Texte source —
Les consommateurs ont adapté la composition de leurs paniers et la descente en gamme se poursuit. Elle se traduit en charcuterie, au cumul à fin juillet 2023/2022, par une hausse des volumes des produits premiers prix (+2,6 %), un léger recul des marques de distributeurs (MDD) (-0,7 %) tandis que les marques nationales sont délaissées (-4,5 %) en lien avec leur niveau de prix. Les différentes marques se positionnent respectivement à un indice prix de 76, 97 et 119 en référence au prix moyen de la charcuterie base 100 (12,1 €/kg). Les premiers prix gagnent en particulier du terrain en pâtés (+31 %), en rillettes (+23 %) et en saucisses pâtes fines (+18 %) sur la même période.
Au cumul des sept premiers mois de l’année, les pertes en variation annuelle concernent en particulier les catégories suivantes soit le pâté (-3,9 %), le jambon sec (-4,8 %) et le jambon cuit (-2,1 %), néanmoins relativement préservé grâce aux innovations dans les produits “sans”. A l’opposé, les produits économiques tels que les saucisses à pâtes fines (+4,1 %) et les lardons, poitrine et bacon (+2,6 %) connaissent une croissance, profitant de leur positionnement de prix abordable. En juillet, comme pour la viande, la baisse de consommation en charcuterie a été plus prononcée (-3,9 %) avec des consommateurs achetant moins (-4,4 %) et moins souvent (‑1,5 %).
En ce qui concerne les circuits de distribution, les consommateurs tendent à limiter leurs déplacements pour faire baisser la facture. Ainsi en charcuterie, l’e-commerce progresse (+2,6 %), également stimulé par un élargissement de l’assortiment et des prix attractifs. Les points de vente de proximité se stabilisent (+0,5 %). Quant à l’hypermarché, il recule légèrement (-0,4 %) comparé au supermarché (-2,5 %) tandis que les artisans sont fortement pénalisés (-7,3 %) de même que la vente directe (-10,5 %) qui avait nourri beaucoup d’ambitions autour du local.

Lignes de données —
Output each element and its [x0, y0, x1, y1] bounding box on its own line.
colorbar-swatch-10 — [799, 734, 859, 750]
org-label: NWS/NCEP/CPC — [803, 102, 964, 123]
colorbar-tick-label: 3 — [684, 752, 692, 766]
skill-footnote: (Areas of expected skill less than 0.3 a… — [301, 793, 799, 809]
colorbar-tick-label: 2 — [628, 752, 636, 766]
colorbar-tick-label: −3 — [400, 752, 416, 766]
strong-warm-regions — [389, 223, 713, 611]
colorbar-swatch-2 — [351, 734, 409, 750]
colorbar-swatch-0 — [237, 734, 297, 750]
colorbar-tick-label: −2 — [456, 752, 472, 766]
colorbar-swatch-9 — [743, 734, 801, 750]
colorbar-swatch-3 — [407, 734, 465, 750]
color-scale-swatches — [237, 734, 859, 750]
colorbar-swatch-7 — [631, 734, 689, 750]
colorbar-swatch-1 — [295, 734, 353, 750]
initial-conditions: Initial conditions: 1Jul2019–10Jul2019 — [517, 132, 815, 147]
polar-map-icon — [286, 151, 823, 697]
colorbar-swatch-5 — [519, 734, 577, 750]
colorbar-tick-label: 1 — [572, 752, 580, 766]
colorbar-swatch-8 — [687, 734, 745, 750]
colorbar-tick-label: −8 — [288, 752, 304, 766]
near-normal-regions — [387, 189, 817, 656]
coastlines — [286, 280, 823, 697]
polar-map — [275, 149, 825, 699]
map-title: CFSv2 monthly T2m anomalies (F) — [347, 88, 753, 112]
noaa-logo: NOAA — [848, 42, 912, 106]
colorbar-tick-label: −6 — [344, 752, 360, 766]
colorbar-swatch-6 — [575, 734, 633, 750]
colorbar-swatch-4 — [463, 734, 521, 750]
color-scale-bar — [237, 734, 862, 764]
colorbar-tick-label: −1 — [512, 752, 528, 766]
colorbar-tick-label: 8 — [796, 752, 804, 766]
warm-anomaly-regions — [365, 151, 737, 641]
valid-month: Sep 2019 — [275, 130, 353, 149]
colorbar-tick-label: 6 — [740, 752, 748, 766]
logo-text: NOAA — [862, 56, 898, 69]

Questions de travail —
1) Résumez en deux phrases le texte sur la charcuterie.
2) Prolongez le texte sur la charcuterie à partir de sa dernière phrase.
Les lignes forment un ensemble à part, sans rapport avec le texte sur la charcuterie.

Réponses par exercice —
1) En charcuterie, les consommateurs descendent en gamme : à fin juillet 2023, les premiers prix gagnent en volume (+2,6 %) alors que les marques nationales, plus chères, sont délaissées (-4,5 %). Les produits économiques comme les saucisses à pâtes fines et les lardons progressent tandis que le pâté et les jambons reculent, et côté circuits l'e-commerce avance alors que les artisans et la vente directe sont fortement pénalisés.

2)
Parts de marché des circuits de distribution dans les volumes en charcuterie de porc
et évolutions des volumes sur un an, au cumul des 7 premiers mois 2023
Source : Kantarworldpanel (5) pour FranceAgrimer
Au bilan, si le porc conserve une position de protéine économique, les viandes et charcuterie voient les hausses de prix contribuer à la désaffection des consommateurs avec des reculs un peu moins marqués lorsque la catégorie innove tel qu’en jambon cuit. Elle favorise les comportements d’arbitrage entre maîtrise des dépenses, reports vers des offres produits plus abordables, un consommer moins notamment sur les produits d’impulsion et en début d’été la recherche de bénéfices autour du plaisir dans lesquels les viandes ont une place à jouer.
(1) Pouvoir d’achat du revenu disponible brut par unité de consommation (Insee)
(2) Salaire mensuel de base (Dares)
(3) Credoc
(4) Equivalent à la part de marché intégrant des marchés qui ne se recoupent théoriquement pas mais correspond à l’ensemble de la nourriture prise par les consommateurs.
(5) Les données de consommation des ménages en viande de porc communiquées par le panéliste Kantar sont des données estimées : elles peuvent être révisées dans les mois à venir, pour corriger une erreur de traitement ou une anomalie non repérée lors de la production des mois précédents”.